READING PASSAGE
*-*-*
So, you are wondering whether you should drive 4 hours out of your way to pick up your brother or have your mom drive 12 HOURS out of her way? What a great son and brother. I bet they are very proud of you.
So, you are wondering whether you should drive 4 hours out of your way to pick up your brother or have your mom drive 12 HOURS out of her way? What a great son and brother. I bet they are very proud of you.
reaaally wrote:
dead to me wrote:I'm not angry with him. I thought I made that clear.
I mean ... I'm pretty sure pushing him away for 'X' number of years has obviously helped. You seem to really be at peace with your relationship with him and he seems to have really made progress .... oh wait ... shoot i got that backwards. Soon enough one of you will die ... then the tarnish he brings to your life will be gone. With that in mind, Happy Thanksgiving :)
You have no business entering a serious discussion about a
dangerous situation, for both brothers.
Admit that you are a wet behind the ears punk and concentrate on your pimples.
Absolutely correct. This is BY FAR the best answer on this thread.
Exactly...by continuously stepping-up despite his lack of concern to make a change, you are just enabling him. He has to hit rock bottom to change - which usually takes drastic measures. You can tell him you love him, but until he changes you are not part of his life. If he sees the light one day, he will thank you for what you did. People say "but he's your brother"...but is he?...do real brothers steal and threaten to kill their brothers? No. It may be leaving him alone on a Thanksgiving to make him wake-up.
dead to me wrote:
I know my mom would be super pissed at me if I didn't go get him though, because it would mean she would have to go get him.
What are your thoughts on the issue?
Why don't you ask your mom to drive down with you, and pick your brother up together? Chances are, he'll be much easier to handle if there's both you and your mom in the car. I'm sure you can think of an excuse why your mom wants to visit placetown.
Also, it sounds like a good compromise, because this way, both you and your mom have to invest some time, and you can show that your reluctance to fetch him alone isn't just because you're lazy.
*-*-*
(Stored items)
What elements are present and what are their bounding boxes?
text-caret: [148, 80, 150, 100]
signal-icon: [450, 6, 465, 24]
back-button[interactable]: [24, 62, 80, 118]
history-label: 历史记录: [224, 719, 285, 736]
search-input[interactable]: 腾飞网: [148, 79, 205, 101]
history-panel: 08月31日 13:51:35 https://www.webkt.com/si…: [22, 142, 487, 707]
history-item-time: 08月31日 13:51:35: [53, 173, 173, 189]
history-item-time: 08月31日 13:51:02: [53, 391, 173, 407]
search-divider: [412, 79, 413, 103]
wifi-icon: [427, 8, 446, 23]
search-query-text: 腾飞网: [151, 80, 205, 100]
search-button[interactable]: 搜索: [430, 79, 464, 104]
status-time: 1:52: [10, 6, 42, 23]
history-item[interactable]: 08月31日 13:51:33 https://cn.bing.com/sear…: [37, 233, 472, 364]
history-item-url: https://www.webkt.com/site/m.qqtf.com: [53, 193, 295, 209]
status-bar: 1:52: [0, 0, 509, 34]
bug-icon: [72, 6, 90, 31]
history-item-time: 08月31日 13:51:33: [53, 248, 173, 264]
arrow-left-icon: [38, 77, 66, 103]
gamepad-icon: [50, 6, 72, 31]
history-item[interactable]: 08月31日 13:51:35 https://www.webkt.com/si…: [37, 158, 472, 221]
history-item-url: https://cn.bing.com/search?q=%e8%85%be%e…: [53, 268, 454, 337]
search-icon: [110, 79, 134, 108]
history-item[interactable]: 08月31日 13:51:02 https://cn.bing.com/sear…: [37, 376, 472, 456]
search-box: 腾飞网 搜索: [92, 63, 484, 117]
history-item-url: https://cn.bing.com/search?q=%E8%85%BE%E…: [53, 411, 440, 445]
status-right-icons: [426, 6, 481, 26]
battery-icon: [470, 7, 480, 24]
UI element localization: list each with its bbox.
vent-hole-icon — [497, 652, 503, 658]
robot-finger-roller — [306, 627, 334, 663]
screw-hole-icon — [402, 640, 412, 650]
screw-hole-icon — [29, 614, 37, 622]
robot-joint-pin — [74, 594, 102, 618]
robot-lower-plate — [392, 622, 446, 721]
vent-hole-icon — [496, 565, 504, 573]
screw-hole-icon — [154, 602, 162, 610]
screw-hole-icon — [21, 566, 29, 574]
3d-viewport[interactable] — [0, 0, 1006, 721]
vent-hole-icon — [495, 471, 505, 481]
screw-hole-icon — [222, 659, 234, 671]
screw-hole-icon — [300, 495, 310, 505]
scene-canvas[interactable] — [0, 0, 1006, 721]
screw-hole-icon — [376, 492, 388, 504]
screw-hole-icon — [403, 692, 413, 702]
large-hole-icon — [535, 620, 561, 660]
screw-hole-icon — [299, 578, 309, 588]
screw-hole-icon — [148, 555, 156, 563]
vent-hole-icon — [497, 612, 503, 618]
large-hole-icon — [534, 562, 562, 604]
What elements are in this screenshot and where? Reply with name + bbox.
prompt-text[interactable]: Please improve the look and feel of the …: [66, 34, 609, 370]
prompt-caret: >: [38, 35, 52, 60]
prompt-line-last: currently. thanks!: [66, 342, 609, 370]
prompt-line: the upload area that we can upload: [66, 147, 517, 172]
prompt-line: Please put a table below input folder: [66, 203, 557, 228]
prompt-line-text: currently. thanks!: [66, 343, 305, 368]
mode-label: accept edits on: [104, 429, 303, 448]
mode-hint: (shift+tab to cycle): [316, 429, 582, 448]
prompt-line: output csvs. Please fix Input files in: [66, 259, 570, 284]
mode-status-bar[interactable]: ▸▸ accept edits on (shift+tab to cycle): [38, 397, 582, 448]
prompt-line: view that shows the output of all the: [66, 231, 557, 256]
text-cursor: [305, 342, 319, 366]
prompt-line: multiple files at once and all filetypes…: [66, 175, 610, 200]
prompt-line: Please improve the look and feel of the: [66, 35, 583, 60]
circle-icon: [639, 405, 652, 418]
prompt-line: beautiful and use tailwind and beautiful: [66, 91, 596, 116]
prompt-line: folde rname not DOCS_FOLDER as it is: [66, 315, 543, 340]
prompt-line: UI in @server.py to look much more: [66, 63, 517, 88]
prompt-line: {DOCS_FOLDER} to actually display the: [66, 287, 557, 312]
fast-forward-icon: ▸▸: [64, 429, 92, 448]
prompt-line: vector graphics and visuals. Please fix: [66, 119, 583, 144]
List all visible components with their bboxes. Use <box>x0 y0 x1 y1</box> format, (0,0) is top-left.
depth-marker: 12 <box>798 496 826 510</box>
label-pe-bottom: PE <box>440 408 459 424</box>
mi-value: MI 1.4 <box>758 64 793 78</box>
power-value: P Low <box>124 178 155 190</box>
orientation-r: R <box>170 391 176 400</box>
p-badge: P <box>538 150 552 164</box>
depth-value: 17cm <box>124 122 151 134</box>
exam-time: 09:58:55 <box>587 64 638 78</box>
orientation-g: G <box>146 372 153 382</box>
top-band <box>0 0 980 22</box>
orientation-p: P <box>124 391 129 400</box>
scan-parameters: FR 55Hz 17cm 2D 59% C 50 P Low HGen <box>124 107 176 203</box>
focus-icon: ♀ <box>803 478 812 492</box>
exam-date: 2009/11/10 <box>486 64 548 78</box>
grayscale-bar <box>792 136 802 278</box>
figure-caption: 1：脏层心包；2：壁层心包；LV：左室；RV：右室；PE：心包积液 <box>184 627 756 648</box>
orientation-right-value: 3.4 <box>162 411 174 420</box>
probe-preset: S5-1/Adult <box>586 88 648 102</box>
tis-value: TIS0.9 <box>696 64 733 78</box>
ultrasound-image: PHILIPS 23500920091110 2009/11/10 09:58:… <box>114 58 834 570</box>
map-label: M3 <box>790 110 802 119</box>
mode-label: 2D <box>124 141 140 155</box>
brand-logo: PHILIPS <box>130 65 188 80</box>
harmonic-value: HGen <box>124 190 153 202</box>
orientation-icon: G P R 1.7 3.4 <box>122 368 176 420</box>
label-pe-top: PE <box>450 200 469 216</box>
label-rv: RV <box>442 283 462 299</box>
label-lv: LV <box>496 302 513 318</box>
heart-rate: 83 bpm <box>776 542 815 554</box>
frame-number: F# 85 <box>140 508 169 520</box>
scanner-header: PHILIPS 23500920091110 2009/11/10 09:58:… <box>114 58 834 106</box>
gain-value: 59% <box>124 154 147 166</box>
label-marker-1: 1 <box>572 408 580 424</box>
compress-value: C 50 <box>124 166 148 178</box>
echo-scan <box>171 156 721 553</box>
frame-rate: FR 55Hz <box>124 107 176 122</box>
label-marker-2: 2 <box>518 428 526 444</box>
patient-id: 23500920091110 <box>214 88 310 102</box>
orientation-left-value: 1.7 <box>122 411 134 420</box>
*-*-*
According to the forum thread, how many hours out of her way would the mom have to drive to pick up the brother?

RESPONSE
12 hours